§ **EXERCÍCIO ESCRITO**: Copie do texto sobre o tabaco o trecho que começa nas palavras "Uma das plantas" e vai até as palavras "pétum e petigma.", inclusive.

§ **TEXTO CITADO**:

·····

Brasil Antigo - Como os portugueses aprenderam a "beber fumo" com os índios...

 



Uma das plantas que mais chamaram a atenção dos portugueses, recém-chegados ao Brasil, foi aquela que denominaram erva-santa, também conhecida por fumo, pétum e petigma.
Era o tabaco.

Alguns jesuítas, como o padre Fernão Cardim (1549-1625), deixaram notas interessantes sobre o novo e estranho vegetal. Referiram, com espanto, o hábito de "beber fumo" que os índios gostosamente patenteavam a partir da combustão das suas folhas.

Diz, entre outras coisas, Cardim:
Costumam estes gentios beber fumo de petigma, ou erva-santa.

·····

Registros de anotação espacial:
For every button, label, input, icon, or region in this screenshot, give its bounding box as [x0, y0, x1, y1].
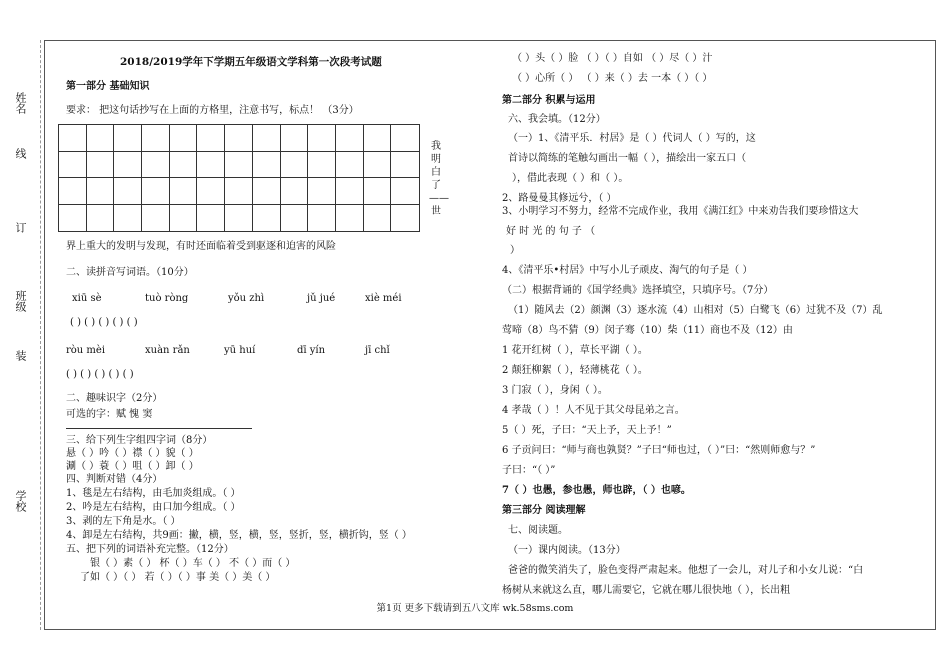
classics-b3[interactable]: 3 门寂（ ），身闲（ ）。 — [502, 385, 608, 396]
pinyin-9: dī yín — [297, 345, 326, 356]
page-title: 2018/2019学年下学期五年级语文学科第一次段考试题 — [120, 56, 382, 68]
copy-requirement: 要求： 把这句话抄写在上面的方格里，注意书写，标点！ （3分） — [66, 105, 359, 116]
q3-heading: 三、给下列生字组四字词（8分） — [66, 435, 213, 446]
sidebar-bind-label: 订 — [14, 222, 27, 233]
pinyin-1: xiū sè — [72, 293, 102, 304]
part3-heading: 第三部分 阅读理解 — [502, 505, 586, 516]
reading-text-1: 爸爸的微笑消失了，脸色变得严肃起来。他想了一会儿，对儿子和小女儿说：“白 — [508, 565, 864, 576]
q7-heading: 七、阅读题。 — [508, 525, 568, 536]
sidebar-school-label: 学校 — [14, 490, 27, 512]
classics-heading: （二）根据背诵的《国学经典》选择填空，只填序号。（7分） — [502, 285, 774, 296]
reading-text-2[interactable]: 杨树从来就这么直，哪儿需要它，它就在哪儿很快地（ ），长出粗 — [502, 585, 791, 596]
sidebar-seal-label: 装 — [14, 350, 27, 361]
part1-heading: 第一部分 基础知识 — [66, 81, 150, 92]
classics-options-1: （1）随风去（2）颜渊（3）逐水流（4）山相对（5）白鹭飞（6）过犹不及（7）乱 — [508, 305, 883, 316]
pinyin-6: ròu mèi — [66, 345, 106, 356]
pinyin-2: tuò ròng — [145, 293, 189, 304]
page-footer: 第1页 更多下载请到五八文库 wk.58sms.com — [376, 603, 574, 614]
sidebar-name-label: 姓名 — [14, 92, 27, 114]
classics-b2[interactable]: 2 颠狂柳絮（ ），轻薄桃花（ ）。 — [502, 365, 648, 376]
q4-heading: 四、判断对错（4分） — [66, 474, 163, 485]
fill-line-2[interactable]: 了如（ ）（ ） 若（ ）（ ）事 美（ ）美（ ） — [80, 572, 276, 583]
fill-line-3[interactable]: （ ）头（ ）脸 （ ）（ ）自如 （ ）尽（ ）汁 — [512, 53, 713, 64]
answer-underline — [66, 428, 252, 429]
fill-a5: 3、小明学习不努力，经常不完成作业，我用《满江红》中来劝告我们要珍惜这大 — [502, 206, 859, 217]
fill-a2[interactable]: 首诗以简练的笔触勾画出一幅（ ），描绘出一家五口（ — [508, 153, 747, 164]
judge-1[interactable]: 1、毯是左右结构，由毛加炎组成。（ ） — [66, 488, 241, 499]
q3-line-1[interactable]: 悬（ ）吟（ ）襟（ ）貌（ ） — [66, 448, 199, 459]
vertical-sentence: 我明白了——世 — [429, 141, 449, 217]
sidebar-line-label: 线 — [14, 148, 27, 159]
binding-line — [40, 40, 42, 630]
q5-heading: 五、把下列的词语补充完整。（12分） — [66, 544, 234, 555]
judge-4[interactable]: 4、卸是左右结构，共9画：撇，横，竖，横，竖，竖折，竖，横折钩，竖（ ） — [66, 530, 412, 541]
pinyin-answer-row-1[interactable]: ( ) ( ) ( ) ( ) ( ) — [70, 317, 138, 328]
fill-a8[interactable]: 4、《清平乐•村居》中写小儿子顽皮、淘气的句子是（ ） — [502, 265, 753, 276]
fill-a3[interactable]: ），借此表现（ ）和（ ）。 — [512, 173, 629, 184]
pinyin-answer-row-2[interactable]: ( ) ( ) ( ) ( ) ( ) — [66, 369, 134, 380]
fill-a4[interactable]: 2、路曼曼其修远兮，（ ） — [502, 193, 617, 204]
fill-line-4[interactable]: （ ）心所（ ） （ ）来（ ）去 一本（ ）（ ） — [512, 73, 713, 84]
fill-a1[interactable]: （一）1、《清平乐．村居》是（ ）代词人（ ）写的，这 — [508, 133, 756, 144]
judge-2[interactable]: 2、吟是左右结构，由口加今组成。（ ） — [66, 502, 241, 513]
q6-heading: 六、我会填。（12分） — [508, 114, 606, 125]
classics-options-2: 莺啼（8）鸟不猜（9）闵子骞（10）柴（11）商也不及（12）由 — [502, 325, 793, 336]
pinyin-8: yū huí — [224, 345, 256, 356]
copy-sentence: 界上重大的发明与发现，有时还面临着受到驱逐和迫害的风险 — [66, 241, 336, 252]
classics-b1[interactable]: 1 花开红树（ ），草长平湖（ ）。 — [502, 345, 648, 356]
fun-words: 可选的字：赋 愧 窦 — [66, 409, 153, 420]
classics-b4[interactable]: 4 孝哉（ ）！人不见于其父母昆弟之言。 — [502, 405, 685, 416]
judge-3[interactable]: 3、剥的左下角是水。（ ） — [66, 516, 181, 527]
classics-b8[interactable]: 7（ ）也愚，参也愚，师也辟，（ ）也喭。 — [502, 485, 691, 496]
pinyin-3: yǒu zhì — [228, 293, 265, 304]
pinyin-7: xuàn rǎn — [145, 345, 190, 356]
pinyin-10: jī chǐ — [365, 345, 390, 356]
writing-grid[interactable] — [58, 124, 420, 232]
fun-heading: 二、趣味识字（2分） — [66, 393, 163, 404]
reading-heading: （一）课内阅读。（13分） — [508, 545, 626, 556]
fill-line-1[interactable]: 银（ ）素（ ） 杯（ ）车（ ） 不（ ）而（ ） — [90, 558, 296, 569]
q2-heading: 二、读拼音写词语。（10分） — [66, 267, 194, 278]
pinyin-5: xiè méi — [365, 293, 402, 304]
classics-b5[interactable]: 5（ ）死，子曰：“天上予，天上予！” — [502, 425, 672, 436]
q3-line-2[interactable]: 涮（ ）蓑（ ）咀（ ）卸（ ） — [66, 461, 199, 472]
pinyin-4: jǔ jué — [307, 293, 336, 304]
fill-a7: ） — [510, 245, 520, 256]
fill-a6[interactable]: 好 时 光 的 句 子 （ — [506, 226, 596, 237]
classics-b7[interactable]: 子曰：“（ ）” — [502, 465, 556, 476]
sidebar-class-label: 班级 — [14, 290, 27, 312]
part2-heading: 第二部分 积累与运用 — [502, 95, 596, 106]
classics-b6[interactable]: 6 子贡问曰：“师与商也孰贤？”子曰“师也过，（ ）”曰：“然则师愈与？” — [502, 445, 816, 456]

·····

§ **RESOLUÇÃO DA TAREFA**:
Uma das plantas que mais chamaram a atenção dos portugueses, recém-chegados ao Brasil, foi aquela que denominaram erva-santa, também conhecida por fumo, pétum e petigma.